Dataset records

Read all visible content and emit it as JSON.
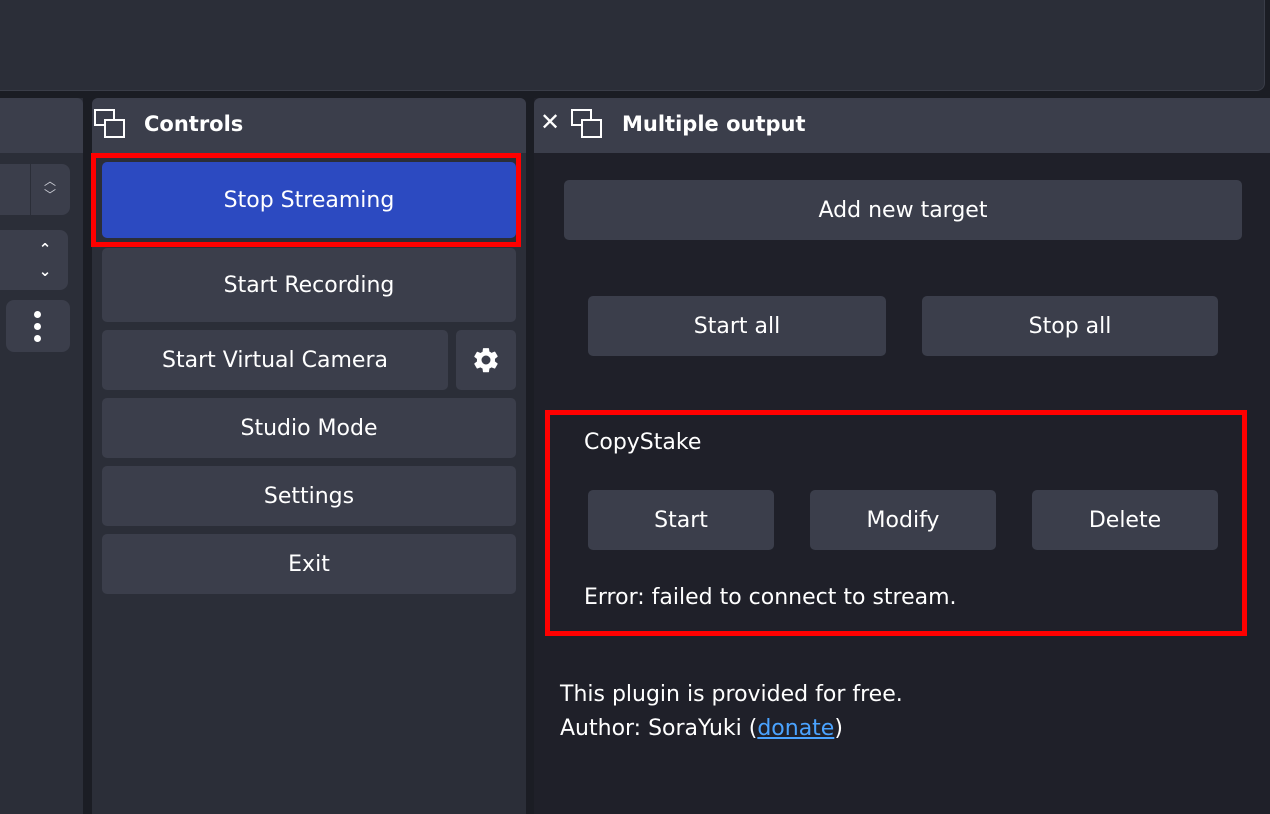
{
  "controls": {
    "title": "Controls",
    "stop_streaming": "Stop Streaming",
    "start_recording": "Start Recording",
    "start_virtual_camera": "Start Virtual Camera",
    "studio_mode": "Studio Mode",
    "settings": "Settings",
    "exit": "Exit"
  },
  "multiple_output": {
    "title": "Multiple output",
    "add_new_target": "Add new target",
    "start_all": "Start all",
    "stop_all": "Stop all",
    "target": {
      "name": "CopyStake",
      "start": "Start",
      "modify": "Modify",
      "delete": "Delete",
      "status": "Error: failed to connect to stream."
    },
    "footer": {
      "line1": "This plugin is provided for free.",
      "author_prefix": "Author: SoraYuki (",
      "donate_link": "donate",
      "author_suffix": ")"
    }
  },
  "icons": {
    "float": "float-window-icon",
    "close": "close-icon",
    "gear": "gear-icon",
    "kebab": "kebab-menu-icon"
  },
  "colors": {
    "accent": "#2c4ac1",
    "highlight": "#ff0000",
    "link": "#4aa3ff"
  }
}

--

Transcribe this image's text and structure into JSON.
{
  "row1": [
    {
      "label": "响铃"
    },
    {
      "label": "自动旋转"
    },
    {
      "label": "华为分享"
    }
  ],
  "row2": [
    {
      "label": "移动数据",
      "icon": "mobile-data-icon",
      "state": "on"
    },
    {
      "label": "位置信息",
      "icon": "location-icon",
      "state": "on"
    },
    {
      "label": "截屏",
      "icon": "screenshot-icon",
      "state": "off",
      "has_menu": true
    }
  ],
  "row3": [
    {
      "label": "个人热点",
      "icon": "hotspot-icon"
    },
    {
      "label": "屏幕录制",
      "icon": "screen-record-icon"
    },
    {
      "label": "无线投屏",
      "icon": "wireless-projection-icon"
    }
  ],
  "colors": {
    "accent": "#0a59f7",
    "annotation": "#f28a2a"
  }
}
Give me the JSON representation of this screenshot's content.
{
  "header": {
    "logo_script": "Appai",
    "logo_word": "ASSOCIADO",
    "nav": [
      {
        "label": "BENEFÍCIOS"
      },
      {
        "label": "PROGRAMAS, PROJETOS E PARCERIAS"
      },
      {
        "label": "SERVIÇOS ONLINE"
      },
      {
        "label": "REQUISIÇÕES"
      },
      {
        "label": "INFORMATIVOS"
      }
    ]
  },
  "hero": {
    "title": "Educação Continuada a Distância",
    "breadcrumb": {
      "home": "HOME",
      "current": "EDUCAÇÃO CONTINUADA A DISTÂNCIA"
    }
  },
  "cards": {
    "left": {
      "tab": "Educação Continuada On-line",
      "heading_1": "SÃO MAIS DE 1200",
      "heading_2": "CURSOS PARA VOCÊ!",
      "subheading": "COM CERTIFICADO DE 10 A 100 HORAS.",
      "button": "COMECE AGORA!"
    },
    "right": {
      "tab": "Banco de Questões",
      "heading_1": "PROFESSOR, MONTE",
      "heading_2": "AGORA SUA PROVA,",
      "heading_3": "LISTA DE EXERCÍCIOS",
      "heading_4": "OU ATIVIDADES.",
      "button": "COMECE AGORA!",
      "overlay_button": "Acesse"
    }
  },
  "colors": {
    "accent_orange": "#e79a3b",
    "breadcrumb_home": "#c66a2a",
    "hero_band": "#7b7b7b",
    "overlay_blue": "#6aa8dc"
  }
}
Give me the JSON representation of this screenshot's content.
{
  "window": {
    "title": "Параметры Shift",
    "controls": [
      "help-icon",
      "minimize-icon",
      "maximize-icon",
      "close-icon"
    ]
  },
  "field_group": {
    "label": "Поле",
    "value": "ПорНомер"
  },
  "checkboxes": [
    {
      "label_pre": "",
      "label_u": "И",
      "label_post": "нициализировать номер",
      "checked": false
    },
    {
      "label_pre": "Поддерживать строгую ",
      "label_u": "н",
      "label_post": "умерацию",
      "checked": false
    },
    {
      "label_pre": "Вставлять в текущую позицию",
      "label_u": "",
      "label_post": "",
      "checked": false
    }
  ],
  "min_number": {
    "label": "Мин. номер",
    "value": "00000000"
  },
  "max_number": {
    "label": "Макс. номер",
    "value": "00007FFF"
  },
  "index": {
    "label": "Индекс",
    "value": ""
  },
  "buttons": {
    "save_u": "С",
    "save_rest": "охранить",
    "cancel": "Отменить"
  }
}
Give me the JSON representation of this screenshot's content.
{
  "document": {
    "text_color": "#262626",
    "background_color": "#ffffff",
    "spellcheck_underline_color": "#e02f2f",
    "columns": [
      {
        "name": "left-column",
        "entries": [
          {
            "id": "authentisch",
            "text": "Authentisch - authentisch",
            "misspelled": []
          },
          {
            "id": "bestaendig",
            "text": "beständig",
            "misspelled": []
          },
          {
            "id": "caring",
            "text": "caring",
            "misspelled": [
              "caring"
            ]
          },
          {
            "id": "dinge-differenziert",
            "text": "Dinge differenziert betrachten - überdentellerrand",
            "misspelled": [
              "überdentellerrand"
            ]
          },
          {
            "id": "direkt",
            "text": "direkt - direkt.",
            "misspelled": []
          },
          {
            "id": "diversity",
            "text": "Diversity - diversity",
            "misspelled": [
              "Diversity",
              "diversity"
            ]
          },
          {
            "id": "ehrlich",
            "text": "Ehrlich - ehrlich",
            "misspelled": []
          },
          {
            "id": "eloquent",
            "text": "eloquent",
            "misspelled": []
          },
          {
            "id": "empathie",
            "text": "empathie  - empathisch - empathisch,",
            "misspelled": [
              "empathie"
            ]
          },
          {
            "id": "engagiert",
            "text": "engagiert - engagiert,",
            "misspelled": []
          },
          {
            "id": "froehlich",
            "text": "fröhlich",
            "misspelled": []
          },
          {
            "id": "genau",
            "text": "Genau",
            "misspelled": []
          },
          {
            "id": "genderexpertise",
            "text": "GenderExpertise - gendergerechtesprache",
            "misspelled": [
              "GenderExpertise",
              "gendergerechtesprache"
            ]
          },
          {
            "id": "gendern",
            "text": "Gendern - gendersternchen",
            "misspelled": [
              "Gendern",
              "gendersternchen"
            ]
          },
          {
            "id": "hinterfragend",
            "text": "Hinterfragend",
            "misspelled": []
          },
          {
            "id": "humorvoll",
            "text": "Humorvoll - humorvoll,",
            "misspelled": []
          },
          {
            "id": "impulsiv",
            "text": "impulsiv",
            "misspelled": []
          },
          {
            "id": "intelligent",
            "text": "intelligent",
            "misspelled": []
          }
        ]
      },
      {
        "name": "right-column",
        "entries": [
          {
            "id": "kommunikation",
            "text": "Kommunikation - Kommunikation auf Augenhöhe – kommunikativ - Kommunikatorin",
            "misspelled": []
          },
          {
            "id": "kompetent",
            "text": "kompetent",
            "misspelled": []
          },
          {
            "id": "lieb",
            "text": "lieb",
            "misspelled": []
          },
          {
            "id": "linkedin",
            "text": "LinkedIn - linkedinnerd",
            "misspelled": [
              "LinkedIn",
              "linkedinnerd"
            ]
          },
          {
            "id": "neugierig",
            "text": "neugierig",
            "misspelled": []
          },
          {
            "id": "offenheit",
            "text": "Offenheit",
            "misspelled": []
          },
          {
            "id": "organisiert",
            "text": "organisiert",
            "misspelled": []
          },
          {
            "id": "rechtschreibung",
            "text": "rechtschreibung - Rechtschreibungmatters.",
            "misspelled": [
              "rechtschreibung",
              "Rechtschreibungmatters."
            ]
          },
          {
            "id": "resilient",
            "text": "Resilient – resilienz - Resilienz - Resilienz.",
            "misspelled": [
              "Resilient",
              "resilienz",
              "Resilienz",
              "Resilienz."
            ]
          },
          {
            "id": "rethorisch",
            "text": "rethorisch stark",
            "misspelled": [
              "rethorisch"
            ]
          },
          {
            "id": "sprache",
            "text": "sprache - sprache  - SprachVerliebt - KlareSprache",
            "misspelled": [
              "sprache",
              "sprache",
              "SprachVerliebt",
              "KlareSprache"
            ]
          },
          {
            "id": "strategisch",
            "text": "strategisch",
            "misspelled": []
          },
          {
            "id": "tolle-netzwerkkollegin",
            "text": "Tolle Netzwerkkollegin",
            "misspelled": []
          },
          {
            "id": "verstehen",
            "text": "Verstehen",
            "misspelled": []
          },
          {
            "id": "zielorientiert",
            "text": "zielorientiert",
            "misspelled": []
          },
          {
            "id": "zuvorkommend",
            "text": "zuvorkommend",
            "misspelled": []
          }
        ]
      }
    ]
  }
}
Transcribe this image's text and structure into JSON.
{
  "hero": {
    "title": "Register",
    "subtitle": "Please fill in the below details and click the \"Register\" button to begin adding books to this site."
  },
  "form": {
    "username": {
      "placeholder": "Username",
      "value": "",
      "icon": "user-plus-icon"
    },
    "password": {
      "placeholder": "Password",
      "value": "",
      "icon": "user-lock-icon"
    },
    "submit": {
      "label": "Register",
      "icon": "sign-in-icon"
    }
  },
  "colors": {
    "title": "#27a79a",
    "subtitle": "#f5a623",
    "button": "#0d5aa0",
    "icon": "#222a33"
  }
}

Exercise directions →
Say, as a single number and nothing more, how many lines of the entries contain the word "Start".

Expected output →
4